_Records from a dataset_

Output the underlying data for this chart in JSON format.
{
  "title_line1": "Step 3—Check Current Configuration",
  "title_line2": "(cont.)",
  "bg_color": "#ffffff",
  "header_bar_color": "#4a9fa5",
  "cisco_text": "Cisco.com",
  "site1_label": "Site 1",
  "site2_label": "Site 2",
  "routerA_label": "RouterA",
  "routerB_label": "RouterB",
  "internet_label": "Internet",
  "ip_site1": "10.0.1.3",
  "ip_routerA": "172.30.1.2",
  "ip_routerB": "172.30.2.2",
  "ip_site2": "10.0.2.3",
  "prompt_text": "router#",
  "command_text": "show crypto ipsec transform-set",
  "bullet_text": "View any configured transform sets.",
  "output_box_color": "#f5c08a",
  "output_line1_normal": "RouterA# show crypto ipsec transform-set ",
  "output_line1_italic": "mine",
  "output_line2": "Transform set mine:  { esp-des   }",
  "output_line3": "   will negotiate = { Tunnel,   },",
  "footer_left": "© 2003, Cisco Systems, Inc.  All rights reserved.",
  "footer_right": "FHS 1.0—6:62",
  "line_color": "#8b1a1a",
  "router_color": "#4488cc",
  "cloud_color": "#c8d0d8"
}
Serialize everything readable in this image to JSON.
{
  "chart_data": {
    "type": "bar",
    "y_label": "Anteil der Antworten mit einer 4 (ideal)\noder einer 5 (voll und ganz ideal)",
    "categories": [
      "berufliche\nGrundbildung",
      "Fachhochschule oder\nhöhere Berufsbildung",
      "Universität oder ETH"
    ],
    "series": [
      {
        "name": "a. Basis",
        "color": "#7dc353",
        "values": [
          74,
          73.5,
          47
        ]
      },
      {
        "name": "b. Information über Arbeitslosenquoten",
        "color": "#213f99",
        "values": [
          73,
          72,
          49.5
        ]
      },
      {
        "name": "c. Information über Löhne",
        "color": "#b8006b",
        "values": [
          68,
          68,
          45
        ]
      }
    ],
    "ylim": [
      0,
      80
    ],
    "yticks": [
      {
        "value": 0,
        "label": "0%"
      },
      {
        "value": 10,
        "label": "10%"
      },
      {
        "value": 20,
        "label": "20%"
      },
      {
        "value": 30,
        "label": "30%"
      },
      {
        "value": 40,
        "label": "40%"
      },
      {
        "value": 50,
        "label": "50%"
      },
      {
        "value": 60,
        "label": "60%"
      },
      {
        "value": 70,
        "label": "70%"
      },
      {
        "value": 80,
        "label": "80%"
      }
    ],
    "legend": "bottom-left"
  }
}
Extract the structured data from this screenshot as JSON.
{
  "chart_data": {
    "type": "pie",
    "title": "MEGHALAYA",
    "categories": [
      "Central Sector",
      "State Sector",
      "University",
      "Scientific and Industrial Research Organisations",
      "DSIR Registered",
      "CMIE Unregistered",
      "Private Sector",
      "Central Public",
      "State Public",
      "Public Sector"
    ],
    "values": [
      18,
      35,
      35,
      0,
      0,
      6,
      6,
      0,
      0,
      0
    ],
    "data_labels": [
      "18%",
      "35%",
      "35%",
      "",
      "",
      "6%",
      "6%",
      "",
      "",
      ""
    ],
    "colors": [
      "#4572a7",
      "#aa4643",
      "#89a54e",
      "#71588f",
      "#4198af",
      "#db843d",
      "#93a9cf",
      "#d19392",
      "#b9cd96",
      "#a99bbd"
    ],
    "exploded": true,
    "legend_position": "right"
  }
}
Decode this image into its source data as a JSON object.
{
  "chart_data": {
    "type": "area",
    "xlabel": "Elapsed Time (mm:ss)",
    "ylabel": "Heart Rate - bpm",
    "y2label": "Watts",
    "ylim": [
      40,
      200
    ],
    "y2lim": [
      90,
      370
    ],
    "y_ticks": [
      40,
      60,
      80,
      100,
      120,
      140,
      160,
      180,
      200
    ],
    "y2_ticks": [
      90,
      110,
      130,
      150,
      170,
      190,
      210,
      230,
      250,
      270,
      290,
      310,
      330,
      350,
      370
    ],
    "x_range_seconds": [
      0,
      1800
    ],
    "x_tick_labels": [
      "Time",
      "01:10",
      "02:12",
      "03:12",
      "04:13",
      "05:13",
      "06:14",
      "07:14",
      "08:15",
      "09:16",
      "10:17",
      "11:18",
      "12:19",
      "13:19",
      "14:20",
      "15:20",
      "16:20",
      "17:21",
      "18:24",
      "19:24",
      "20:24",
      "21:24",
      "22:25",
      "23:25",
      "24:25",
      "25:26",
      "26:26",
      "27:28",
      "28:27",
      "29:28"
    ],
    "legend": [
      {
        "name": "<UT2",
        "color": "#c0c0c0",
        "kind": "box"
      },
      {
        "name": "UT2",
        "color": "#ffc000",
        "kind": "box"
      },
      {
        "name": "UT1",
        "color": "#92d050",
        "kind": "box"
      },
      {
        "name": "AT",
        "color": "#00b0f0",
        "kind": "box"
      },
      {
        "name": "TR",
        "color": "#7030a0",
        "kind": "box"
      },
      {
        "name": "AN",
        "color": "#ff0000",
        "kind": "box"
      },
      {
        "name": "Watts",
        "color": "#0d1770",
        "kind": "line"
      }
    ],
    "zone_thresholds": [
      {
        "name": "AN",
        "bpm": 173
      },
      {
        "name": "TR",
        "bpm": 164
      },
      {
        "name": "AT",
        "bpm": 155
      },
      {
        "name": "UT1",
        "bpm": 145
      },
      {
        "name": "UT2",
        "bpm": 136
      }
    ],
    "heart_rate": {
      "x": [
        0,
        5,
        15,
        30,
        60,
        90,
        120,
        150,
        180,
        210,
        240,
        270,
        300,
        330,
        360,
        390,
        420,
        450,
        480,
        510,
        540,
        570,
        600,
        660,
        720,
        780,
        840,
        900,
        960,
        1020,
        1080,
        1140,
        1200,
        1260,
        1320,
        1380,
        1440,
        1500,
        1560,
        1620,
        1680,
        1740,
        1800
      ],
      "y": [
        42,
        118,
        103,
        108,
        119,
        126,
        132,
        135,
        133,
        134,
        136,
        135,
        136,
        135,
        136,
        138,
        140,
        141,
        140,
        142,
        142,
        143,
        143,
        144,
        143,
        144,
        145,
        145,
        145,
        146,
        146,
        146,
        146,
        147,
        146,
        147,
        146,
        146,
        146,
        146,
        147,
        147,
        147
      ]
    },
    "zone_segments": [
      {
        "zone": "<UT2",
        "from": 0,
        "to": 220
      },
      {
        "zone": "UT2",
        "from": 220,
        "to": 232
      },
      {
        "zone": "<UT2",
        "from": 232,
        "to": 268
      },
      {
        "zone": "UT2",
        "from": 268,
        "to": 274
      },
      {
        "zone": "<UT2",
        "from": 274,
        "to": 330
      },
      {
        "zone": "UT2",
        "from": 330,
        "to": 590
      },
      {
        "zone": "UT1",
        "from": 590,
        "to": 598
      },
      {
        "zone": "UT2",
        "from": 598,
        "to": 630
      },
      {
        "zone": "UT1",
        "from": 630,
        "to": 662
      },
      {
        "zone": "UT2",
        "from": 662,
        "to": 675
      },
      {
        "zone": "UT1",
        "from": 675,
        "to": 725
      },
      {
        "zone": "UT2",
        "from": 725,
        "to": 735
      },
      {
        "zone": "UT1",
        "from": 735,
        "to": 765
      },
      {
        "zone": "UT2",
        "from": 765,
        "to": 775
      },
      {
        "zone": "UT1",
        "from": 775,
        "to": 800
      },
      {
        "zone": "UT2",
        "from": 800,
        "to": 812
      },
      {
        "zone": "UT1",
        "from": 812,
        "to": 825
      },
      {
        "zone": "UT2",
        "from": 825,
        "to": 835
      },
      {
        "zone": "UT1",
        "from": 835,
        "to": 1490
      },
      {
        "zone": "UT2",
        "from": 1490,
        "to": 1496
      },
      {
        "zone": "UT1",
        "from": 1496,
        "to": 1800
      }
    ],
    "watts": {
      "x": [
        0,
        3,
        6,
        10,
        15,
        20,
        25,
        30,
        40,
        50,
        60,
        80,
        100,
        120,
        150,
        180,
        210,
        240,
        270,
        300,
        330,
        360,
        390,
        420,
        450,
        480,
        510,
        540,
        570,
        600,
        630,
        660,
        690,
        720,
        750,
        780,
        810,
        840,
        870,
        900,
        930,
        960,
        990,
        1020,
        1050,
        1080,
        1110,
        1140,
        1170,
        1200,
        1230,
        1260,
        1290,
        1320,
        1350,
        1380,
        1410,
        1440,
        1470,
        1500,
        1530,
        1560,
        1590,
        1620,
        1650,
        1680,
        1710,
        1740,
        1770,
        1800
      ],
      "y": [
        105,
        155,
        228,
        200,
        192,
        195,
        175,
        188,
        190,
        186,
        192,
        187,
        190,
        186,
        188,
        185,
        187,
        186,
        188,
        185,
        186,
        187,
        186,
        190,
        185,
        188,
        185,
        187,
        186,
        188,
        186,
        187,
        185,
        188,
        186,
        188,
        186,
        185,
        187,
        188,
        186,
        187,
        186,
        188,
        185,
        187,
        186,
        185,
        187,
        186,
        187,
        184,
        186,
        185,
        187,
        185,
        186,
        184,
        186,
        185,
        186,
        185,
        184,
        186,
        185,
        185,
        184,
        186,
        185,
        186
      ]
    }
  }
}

_Objective_
Search the entries for the word "Public", then gather every line that has it.

_Expected answer_
      "Central Public",
      "State Public",
      "Public Sector"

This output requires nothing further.